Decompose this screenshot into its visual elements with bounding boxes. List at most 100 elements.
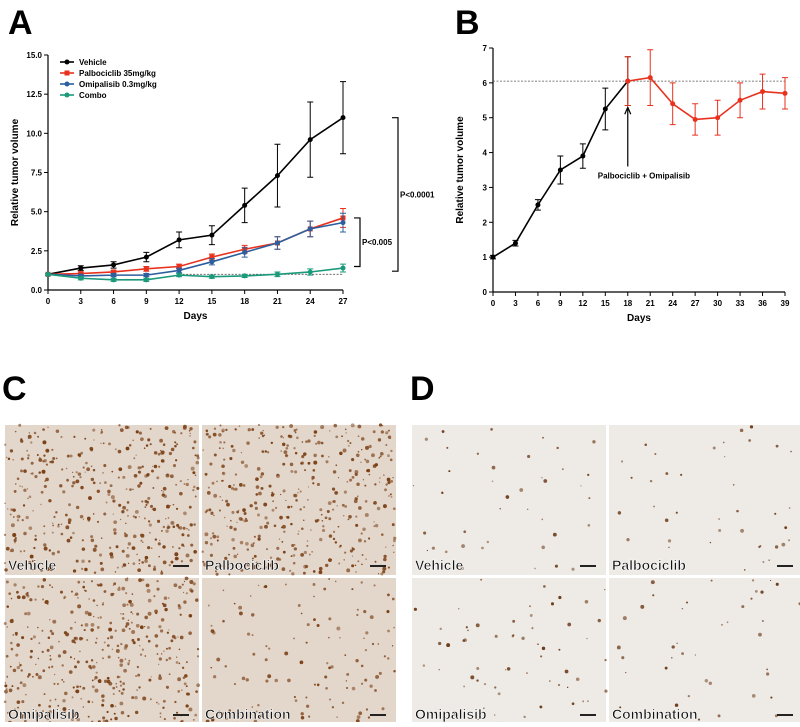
stain (212, 631, 215, 634)
stain (47, 427, 48, 428)
stain (356, 453, 360, 457)
stain (393, 537, 396, 540)
stain (38, 675, 42, 679)
stain (567, 623, 571, 627)
stain (770, 697, 772, 699)
point (242, 273, 247, 278)
stain (195, 690, 198, 693)
stain (323, 588, 326, 591)
stain (63, 650, 67, 654)
stain (147, 473, 150, 476)
point (275, 173, 280, 178)
stain (349, 479, 352, 482)
stain (180, 614, 182, 616)
stain (239, 483, 243, 487)
stain (49, 549, 51, 551)
stain (58, 524, 60, 526)
stain (300, 508, 302, 510)
stain (174, 445, 177, 448)
stain (129, 628, 131, 630)
stain (120, 685, 122, 687)
stain (328, 456, 330, 458)
stain (368, 537, 370, 539)
stain (184, 682, 187, 685)
stain (251, 613, 254, 616)
stain (15, 431, 16, 432)
stain (4, 503, 5, 504)
point (341, 266, 346, 271)
stain (393, 627, 395, 629)
stain (440, 628, 442, 630)
y-tick-label: 1 (483, 253, 488, 262)
stain (128, 563, 129, 564)
stain (69, 670, 73, 674)
stain (247, 632, 250, 635)
stain (604, 659, 606, 661)
stain (286, 516, 289, 519)
stain (294, 547, 297, 550)
stain (543, 479, 547, 483)
stain (293, 447, 295, 449)
stain (231, 511, 234, 514)
stain (382, 567, 386, 571)
stain (109, 547, 111, 549)
stain (349, 469, 352, 472)
stain (79, 686, 81, 688)
stain (790, 451, 792, 453)
stain (362, 554, 364, 556)
stain (85, 462, 88, 465)
stain (92, 665, 96, 669)
stain (261, 472, 264, 475)
stain (588, 497, 590, 499)
point (625, 79, 630, 84)
stain (146, 444, 149, 447)
stain (668, 539, 671, 542)
stain (186, 685, 188, 687)
stain (313, 454, 316, 457)
stain (147, 589, 151, 593)
stain (27, 454, 29, 456)
stain (423, 531, 426, 534)
stain (57, 683, 59, 685)
stain (139, 482, 142, 485)
stain (152, 487, 154, 489)
stain (158, 542, 161, 545)
stain (23, 532, 27, 536)
stain (20, 469, 23, 472)
point (242, 203, 247, 208)
stain (118, 467, 122, 471)
stain (144, 517, 146, 519)
stain (539, 705, 542, 708)
stain (119, 663, 122, 666)
stain (60, 436, 62, 438)
stain (300, 660, 304, 664)
stain (351, 547, 353, 549)
stain (108, 442, 111, 445)
stain (42, 599, 44, 601)
stain (76, 685, 79, 688)
stain (177, 690, 180, 693)
stain (363, 610, 366, 613)
stain (27, 612, 31, 616)
stain (216, 573, 219, 576)
stain (280, 435, 283, 438)
stain (8, 458, 10, 460)
stain (138, 471, 141, 474)
stain (385, 444, 387, 446)
stain (104, 642, 106, 644)
stain (333, 470, 336, 473)
stain (87, 517, 91, 521)
stain (709, 682, 712, 685)
stain (282, 443, 285, 446)
image-bg (412, 578, 606, 722)
stain (541, 518, 543, 520)
stain (480, 579, 482, 581)
stain (219, 447, 221, 449)
stain (346, 680, 348, 682)
stain (750, 425, 753, 428)
stain (357, 560, 359, 562)
stain (181, 689, 183, 691)
stain (361, 665, 364, 668)
stain (113, 582, 116, 585)
stain (82, 586, 85, 589)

▶ _Task goal_
How many lines in the rows above contain the string "point"? Matching is case-sensitive. Give only the number.

▶ _Correct output_
5